# WHAT TO WORK ON
From the entries below, extract every line that includes the word "能够说出影响声音强弱变化的因素是物体振动的幅度".

======== RECORDS TO USE

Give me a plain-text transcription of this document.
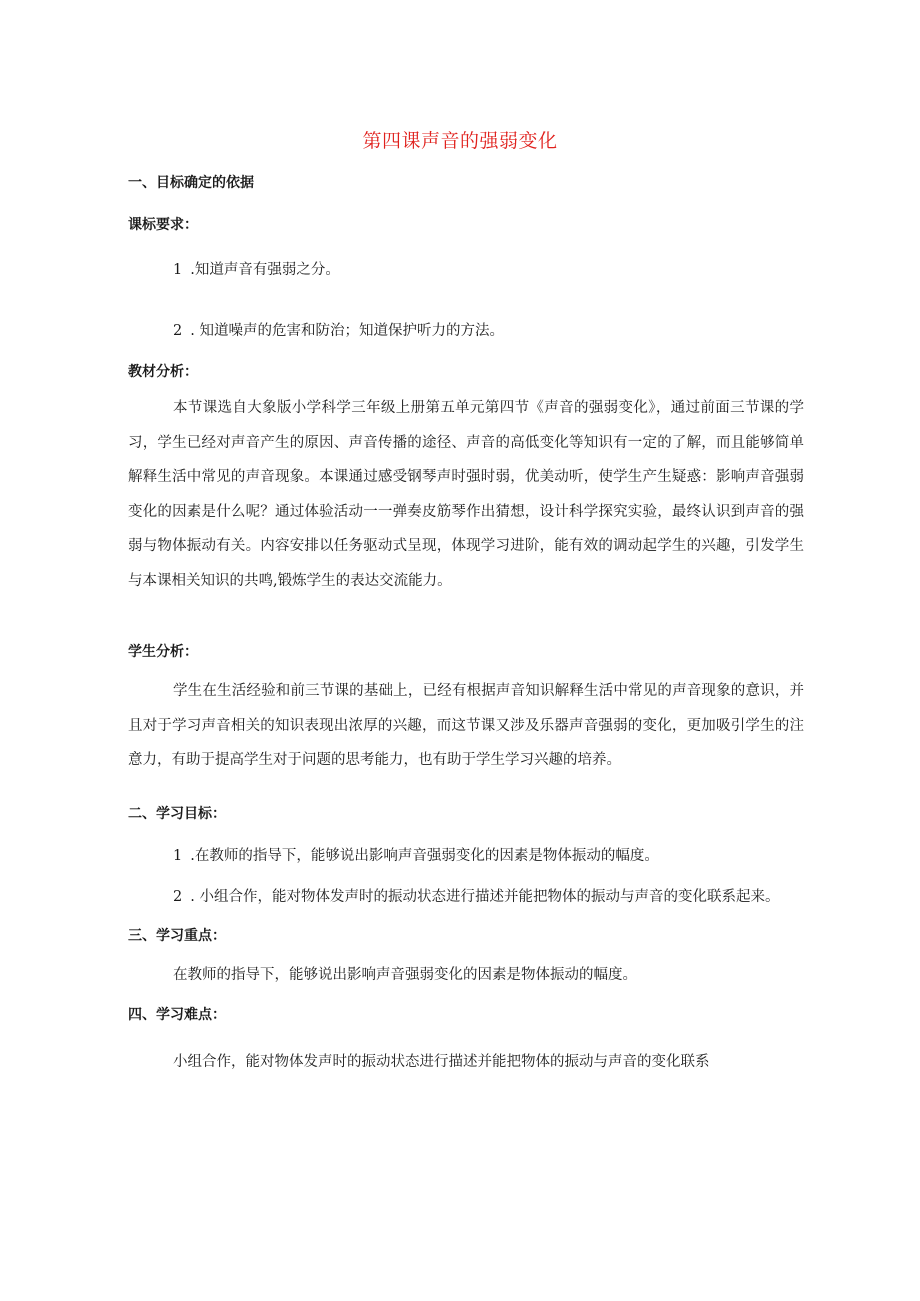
第四课声音的强弱变化
一、目标确定的依据
课标要求：
1 .知道声音有强弱之分。
2 . 知道噪声的危害和防治；知道保护听力的方法。
教材分析：
本节课选自大象版小学科学三年级上册第五单元第四节《声音的强弱变化》，通过前面三节课的学习，学生已经对声音产生的原因、声音传播的途径、声音的高低变化等知识有一定的了解，而且能够简单解释生活中常见的声音现象。本课通过感受钢琴声时强时弱，优美动听，使学生产生疑惑：影响声音强弱变化的因素是什么呢？通过体验活动一一弹奏皮筋琴作出猜想，设计科学探究实验，最终认识到声音的强弱与物体振动有关。内容安排以任务驱动式呈现，体现学习进阶，能有效的调动起学生的兴趣，引发学生与本课相关知识的共鸣,锻炼学生的表达交流能力。
学生分析：
学生在生活经验和前三节课的基础上，已经有根据声音知识解释生活中常见的声音现象的意识，并且对于学习声音相关的知识表现出浓厚的兴趣，而这节课又涉及乐器声音强弱的变化，更加吸引学生的注意力，有助于提高学生对于问题的思考能力，也有助于学生学习兴趣的培养。
二、学习目标：
1 .在教师的指导下，能够说出影响声音强弱变化的因素是物体振动的幅度。
2 . 小组合作，能对物体发声时的振动状态进行描述并能把物体的振动与声音的变化联系起来。
三、学习重点：
在教师的指导下，能够说出影响声音强弱变化的因素是物体振动的幅度。
四、学习难点：
小组合作，能对物体发声时的振动状态进行描述并能把物体的振动与声音的变化联系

================

# ANSWER
1 .在教师的指导下，能够说出影响声音强弱变化的因素是物体振动的幅度。
在教师的指导下，能够说出影响声音强弱变化的因素是物体振动的幅度。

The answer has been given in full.